# Data shown start

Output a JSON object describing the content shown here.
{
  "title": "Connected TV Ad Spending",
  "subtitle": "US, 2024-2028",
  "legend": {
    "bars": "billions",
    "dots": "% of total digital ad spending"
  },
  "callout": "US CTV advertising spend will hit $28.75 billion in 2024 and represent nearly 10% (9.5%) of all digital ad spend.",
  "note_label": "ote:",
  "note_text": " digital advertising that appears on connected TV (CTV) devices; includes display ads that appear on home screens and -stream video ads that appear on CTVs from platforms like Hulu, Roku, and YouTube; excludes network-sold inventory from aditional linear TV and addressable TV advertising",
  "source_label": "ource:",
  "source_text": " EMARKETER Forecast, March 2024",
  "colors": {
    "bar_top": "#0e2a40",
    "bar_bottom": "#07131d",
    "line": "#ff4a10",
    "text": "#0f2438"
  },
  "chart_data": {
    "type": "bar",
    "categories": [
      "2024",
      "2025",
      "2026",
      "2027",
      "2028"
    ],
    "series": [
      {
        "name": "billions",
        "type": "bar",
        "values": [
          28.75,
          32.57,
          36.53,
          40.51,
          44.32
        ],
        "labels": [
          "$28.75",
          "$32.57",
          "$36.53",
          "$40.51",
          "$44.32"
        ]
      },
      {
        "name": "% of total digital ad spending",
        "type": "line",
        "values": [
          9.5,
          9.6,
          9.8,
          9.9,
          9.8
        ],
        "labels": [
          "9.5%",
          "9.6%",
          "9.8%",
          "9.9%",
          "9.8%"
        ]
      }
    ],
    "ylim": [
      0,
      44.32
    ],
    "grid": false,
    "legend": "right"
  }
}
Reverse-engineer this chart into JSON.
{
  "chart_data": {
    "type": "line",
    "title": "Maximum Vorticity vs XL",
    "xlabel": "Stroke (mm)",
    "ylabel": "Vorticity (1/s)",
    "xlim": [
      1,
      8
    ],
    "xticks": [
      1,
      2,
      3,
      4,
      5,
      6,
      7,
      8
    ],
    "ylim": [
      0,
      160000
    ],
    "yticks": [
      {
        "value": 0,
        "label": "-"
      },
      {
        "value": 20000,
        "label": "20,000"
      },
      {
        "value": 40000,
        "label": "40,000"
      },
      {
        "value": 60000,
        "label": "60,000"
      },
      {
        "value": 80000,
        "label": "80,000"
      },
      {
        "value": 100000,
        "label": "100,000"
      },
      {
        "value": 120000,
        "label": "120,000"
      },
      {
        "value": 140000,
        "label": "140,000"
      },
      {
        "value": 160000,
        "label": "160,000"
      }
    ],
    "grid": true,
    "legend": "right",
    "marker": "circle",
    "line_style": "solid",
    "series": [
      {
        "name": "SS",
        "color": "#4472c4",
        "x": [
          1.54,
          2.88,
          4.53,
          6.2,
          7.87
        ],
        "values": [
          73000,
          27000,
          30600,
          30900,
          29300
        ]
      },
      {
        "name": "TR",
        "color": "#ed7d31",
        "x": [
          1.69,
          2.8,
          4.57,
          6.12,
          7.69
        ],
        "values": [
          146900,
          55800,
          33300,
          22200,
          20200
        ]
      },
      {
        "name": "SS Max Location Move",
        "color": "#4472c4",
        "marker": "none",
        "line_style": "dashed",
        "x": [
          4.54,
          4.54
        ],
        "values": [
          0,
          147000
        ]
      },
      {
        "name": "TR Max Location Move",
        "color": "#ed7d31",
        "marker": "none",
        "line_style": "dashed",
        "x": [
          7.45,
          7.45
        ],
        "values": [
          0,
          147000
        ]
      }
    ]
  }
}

# Data shown end

◆ **Written task**:
Repeat every record exactly as written, please.

◆ **Complete output**:
Output a JSON object describing the content shown here.
{
  "title": "Connected TV Ad Spending",
  "subtitle": "US, 2024-2028",
  "legend": {
    "bars": "billions",
    "dots": "% of total digital ad spending"
  },
  "callout": "US CTV advertising spend will hit $28.75 billion in 2024 and represent nearly 10% (9.5%) of all digital ad spend.",
  "note_label": "ote:",
  "note_text": " digital advertising that appears on connected TV (CTV) devices; includes display ads that appear on home screens and -stream video ads that appear on CTVs from platforms like Hulu, Roku, and YouTube; excludes network-sold inventory from aditional linear TV and addressable TV advertising",
  "source_label": "ource:",
  "source_text": " EMARKETER Forecast, March 2024",
  "colors": {
    "bar_top": "#0e2a40",
    "bar_bottom": "#07131d",
    "line": "#ff4a10",
    "text": "#0f2438"
  },
  "chart_data": {
    "type": "bar",
    "categories": [
      "2024",
      "2025",
      "2026",
      "2027",
      "2028"
    ],
    "series": [
      {
        "name": "billions",
        "type": "bar",
        "values": [
          28.75,
          32.57,
          36.53,
          40.51,
          44.32
        ],
        "labels": [
          "$28.75",
          "$32.57",
          "$36.53",
          "$40.51",
          "$44.32"
        ]
      },
      {
        "name": "% of total digital ad spending",
        "type": "line",
        "values": [
          9.5,
          9.6,
          9.8,
          9.9,
          9.8
        ],
        "labels": [
          "9.5%",
          "9.6%",
          "9.8%",
          "9.9%",
          "9.8%"
        ]
      }
    ],
    "ylim": [
      0,
      44.32
    ],
    "grid": false,
    "legend": "right"
  }
}
Reverse-engineer this chart into JSON.
{
  "chart_data": {
    "type": "line",
    "title": "Maximum Vorticity vs XL",
    "xlabel": "Stroke (mm)",
    "ylabel": "Vorticity (1/s)",
    "xlim": [
      1,
      8
    ],
    "xticks": [
      1,
      2,
      3,
      4,
      5,
      6,
      7,
      8
    ],
    "ylim": [
      0,
      160000
    ],
    "yticks": [
      {
        "value": 0,
        "label": "-"
      },
      {
        "value": 20000,
        "label": "20,000"
      },
      {
        "value": 40000,
        "label": "40,000"
      },
      {
        "value": 60000,
        "label": "60,000"
      },
      {
        "value": 80000,
        "label": "80,000"
      },
      {
        "value": 100000,
        "label": "100,000"
      },
      {
        "value": 120000,
        "label": "120,000"
      },
      {
        "value": 140000,
        "label": "140,000"
      },
      {
        "value": 160000,
        "label": "160,000"
      }
    ],
    "grid": true,
    "legend": "right",
    "marker": "circle",
    "line_style": "solid",
    "series": [
      {
        "name": "SS",
        "color": "#4472c4",
        "x": [
          1.54,
          2.88,
          4.53,
          6.2,
          7.87
        ],
        "values": [
          73000,
          27000,
          30600,
          30900,
          29300
        ]
      },
      {
        "name": "TR",
        "color": "#ed7d31",
        "x": [
          1.69,
          2.8,
          4.57,
          6.12,
          7.69
        ],
        "values": [
          146900,
          55800,
          33300,
          22200,
          20200
        ]
      },
      {
        "name": "SS Max Location Move",
        "color": "#4472c4",
        "marker": "none",
        "line_style": "dashed",
        "x": [
          4.54,
          4.54
        ],
        "values": [
          0,
          147000
        ]
      },
      {
        "name": "TR Max Location Move",
        "color": "#ed7d31",
        "marker": "none",
        "line_style": "dashed",
        "x": [
          7.45,
          7.45
        ],
        "values": [
          0,
          147000
        ]
      }
    ]
  }
}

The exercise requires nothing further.